[Entries from a dataset]
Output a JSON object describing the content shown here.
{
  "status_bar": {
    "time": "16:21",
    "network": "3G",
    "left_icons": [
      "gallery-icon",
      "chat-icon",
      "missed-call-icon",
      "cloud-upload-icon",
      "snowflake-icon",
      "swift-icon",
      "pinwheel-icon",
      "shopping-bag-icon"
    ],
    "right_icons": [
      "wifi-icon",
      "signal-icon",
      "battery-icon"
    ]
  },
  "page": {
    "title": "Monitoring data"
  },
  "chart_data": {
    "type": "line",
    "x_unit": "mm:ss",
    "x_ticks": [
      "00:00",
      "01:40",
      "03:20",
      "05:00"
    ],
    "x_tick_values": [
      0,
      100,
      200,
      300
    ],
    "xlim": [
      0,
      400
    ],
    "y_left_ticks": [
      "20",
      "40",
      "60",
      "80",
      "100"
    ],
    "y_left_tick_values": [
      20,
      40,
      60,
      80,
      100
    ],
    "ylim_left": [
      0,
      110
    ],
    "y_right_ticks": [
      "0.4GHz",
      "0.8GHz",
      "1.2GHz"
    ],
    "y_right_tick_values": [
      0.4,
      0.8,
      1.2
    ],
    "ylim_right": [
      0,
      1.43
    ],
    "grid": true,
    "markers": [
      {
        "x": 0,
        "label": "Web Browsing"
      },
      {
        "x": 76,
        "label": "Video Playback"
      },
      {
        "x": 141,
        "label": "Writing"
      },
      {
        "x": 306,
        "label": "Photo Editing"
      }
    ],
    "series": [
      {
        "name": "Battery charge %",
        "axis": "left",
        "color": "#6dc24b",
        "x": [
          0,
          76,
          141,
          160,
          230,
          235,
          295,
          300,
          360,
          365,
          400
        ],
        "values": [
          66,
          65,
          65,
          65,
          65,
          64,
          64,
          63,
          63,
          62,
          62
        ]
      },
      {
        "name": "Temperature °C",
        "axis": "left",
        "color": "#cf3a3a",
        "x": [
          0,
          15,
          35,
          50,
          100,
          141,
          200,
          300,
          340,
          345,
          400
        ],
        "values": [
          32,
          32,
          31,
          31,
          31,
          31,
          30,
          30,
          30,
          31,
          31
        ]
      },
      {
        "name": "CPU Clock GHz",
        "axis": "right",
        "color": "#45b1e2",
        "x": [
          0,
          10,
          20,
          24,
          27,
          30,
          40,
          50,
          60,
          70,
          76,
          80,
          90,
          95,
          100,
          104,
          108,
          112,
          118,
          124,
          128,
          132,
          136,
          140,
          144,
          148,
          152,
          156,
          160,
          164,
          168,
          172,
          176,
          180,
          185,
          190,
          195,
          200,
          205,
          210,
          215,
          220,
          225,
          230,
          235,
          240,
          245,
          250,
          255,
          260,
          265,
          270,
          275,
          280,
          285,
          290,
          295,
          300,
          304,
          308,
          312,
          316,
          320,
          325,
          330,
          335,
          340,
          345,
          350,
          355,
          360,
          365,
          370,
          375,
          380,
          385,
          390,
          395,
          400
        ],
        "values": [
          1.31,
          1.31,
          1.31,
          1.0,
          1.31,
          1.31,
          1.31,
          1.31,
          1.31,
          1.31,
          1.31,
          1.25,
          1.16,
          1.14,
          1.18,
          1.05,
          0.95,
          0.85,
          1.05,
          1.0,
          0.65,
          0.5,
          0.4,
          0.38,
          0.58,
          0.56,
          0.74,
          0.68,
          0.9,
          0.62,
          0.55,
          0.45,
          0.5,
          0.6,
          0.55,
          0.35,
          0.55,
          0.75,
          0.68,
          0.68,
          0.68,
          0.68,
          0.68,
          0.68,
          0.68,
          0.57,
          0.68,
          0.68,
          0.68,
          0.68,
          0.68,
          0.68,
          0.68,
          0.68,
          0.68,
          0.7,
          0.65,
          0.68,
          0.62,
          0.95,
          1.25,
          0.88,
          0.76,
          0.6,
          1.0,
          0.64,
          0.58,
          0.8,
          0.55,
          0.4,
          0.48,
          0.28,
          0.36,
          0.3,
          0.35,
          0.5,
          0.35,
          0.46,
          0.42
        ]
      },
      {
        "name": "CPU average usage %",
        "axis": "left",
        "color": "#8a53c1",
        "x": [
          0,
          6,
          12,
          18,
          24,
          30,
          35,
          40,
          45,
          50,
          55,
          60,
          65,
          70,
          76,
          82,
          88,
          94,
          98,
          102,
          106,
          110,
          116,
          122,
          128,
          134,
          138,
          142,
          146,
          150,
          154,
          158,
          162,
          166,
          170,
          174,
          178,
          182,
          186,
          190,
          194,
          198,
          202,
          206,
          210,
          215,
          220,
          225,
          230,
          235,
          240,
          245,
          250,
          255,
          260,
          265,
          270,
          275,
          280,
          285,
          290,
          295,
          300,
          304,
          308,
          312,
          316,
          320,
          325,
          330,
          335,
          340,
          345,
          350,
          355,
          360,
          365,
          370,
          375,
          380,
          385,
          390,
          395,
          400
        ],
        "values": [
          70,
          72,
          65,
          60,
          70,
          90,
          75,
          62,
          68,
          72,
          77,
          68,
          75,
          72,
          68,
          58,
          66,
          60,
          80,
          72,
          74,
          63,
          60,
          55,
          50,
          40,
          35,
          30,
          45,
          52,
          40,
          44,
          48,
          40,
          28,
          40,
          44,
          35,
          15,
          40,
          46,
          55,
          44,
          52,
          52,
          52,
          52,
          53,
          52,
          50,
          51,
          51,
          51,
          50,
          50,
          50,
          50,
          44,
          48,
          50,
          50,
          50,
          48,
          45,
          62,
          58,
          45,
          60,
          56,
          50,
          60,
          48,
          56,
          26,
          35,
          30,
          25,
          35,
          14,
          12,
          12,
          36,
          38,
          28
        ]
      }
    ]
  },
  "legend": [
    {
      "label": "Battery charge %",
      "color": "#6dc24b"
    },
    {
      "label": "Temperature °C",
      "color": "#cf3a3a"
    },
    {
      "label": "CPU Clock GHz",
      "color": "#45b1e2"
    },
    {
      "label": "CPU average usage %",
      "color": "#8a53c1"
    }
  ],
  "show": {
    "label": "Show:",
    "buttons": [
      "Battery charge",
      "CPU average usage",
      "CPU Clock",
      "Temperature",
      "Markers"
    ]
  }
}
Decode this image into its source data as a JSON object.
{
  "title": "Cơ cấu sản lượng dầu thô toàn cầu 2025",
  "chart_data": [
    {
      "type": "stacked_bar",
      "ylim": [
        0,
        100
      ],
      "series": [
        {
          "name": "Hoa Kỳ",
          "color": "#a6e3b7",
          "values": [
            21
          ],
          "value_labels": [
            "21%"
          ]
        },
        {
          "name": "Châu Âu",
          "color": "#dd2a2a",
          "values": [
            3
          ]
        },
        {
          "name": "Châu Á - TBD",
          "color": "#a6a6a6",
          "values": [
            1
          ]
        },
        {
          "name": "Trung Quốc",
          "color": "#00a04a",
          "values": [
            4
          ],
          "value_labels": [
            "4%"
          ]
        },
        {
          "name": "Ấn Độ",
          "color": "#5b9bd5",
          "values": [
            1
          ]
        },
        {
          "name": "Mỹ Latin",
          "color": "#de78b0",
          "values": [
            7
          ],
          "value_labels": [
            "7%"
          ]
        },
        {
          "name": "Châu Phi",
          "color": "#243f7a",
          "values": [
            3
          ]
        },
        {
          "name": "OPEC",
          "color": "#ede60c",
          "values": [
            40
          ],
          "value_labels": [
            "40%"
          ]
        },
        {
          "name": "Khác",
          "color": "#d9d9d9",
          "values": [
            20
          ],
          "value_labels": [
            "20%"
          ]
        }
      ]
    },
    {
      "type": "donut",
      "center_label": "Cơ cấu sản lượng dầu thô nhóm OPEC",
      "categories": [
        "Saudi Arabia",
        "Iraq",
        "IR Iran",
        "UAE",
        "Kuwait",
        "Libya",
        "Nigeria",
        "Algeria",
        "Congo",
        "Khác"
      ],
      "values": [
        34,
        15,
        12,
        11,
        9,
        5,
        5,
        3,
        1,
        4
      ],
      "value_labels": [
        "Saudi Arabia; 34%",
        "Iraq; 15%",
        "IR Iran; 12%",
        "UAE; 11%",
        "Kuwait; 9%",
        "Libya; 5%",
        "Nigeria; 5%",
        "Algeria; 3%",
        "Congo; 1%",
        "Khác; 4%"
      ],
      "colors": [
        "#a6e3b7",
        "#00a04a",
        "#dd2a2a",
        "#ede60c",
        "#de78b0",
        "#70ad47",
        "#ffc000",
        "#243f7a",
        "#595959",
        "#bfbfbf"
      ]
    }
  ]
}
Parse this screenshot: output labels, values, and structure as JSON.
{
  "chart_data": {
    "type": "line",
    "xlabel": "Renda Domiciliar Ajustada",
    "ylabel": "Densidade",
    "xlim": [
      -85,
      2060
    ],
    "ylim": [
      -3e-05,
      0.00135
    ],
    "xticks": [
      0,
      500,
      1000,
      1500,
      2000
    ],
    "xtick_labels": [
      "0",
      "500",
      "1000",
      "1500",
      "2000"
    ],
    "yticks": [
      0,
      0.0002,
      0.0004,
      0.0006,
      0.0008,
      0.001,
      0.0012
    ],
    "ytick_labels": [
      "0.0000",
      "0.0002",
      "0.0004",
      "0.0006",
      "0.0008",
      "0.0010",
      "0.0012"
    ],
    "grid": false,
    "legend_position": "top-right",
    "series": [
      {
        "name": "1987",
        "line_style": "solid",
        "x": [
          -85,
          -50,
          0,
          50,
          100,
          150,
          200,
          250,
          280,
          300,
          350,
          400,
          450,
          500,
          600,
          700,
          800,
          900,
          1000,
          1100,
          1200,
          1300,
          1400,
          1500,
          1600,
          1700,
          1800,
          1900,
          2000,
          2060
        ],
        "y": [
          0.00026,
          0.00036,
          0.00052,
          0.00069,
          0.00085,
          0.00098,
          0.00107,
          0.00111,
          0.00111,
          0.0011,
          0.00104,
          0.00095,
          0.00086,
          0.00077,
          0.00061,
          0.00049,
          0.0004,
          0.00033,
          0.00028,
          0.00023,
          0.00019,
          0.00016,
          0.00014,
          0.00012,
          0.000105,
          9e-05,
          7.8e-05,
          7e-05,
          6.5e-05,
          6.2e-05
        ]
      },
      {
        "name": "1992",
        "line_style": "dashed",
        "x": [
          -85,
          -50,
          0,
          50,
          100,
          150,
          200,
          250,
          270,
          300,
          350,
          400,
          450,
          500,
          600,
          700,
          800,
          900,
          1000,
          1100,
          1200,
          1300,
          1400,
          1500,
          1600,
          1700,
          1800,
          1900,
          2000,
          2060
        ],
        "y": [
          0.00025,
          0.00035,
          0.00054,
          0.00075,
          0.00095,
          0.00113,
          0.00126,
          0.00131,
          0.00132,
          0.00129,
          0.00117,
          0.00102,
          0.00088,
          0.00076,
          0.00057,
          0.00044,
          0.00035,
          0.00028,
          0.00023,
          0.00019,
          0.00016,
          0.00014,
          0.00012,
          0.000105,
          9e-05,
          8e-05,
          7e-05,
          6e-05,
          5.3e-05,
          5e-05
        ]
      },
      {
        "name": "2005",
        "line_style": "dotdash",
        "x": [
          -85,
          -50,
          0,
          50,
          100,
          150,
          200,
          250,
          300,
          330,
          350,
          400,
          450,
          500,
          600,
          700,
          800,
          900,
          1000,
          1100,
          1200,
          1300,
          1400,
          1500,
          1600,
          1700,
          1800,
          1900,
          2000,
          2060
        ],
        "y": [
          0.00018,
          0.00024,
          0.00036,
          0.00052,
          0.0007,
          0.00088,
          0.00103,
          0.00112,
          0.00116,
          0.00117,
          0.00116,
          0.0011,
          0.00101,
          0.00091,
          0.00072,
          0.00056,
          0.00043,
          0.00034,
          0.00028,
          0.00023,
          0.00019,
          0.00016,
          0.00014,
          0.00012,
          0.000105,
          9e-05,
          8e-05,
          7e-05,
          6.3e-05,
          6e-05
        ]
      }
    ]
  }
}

→ **Requirements**:
Only a number is wanted: how many lines of the material include the word "object".

→ **Reply to the task**:
2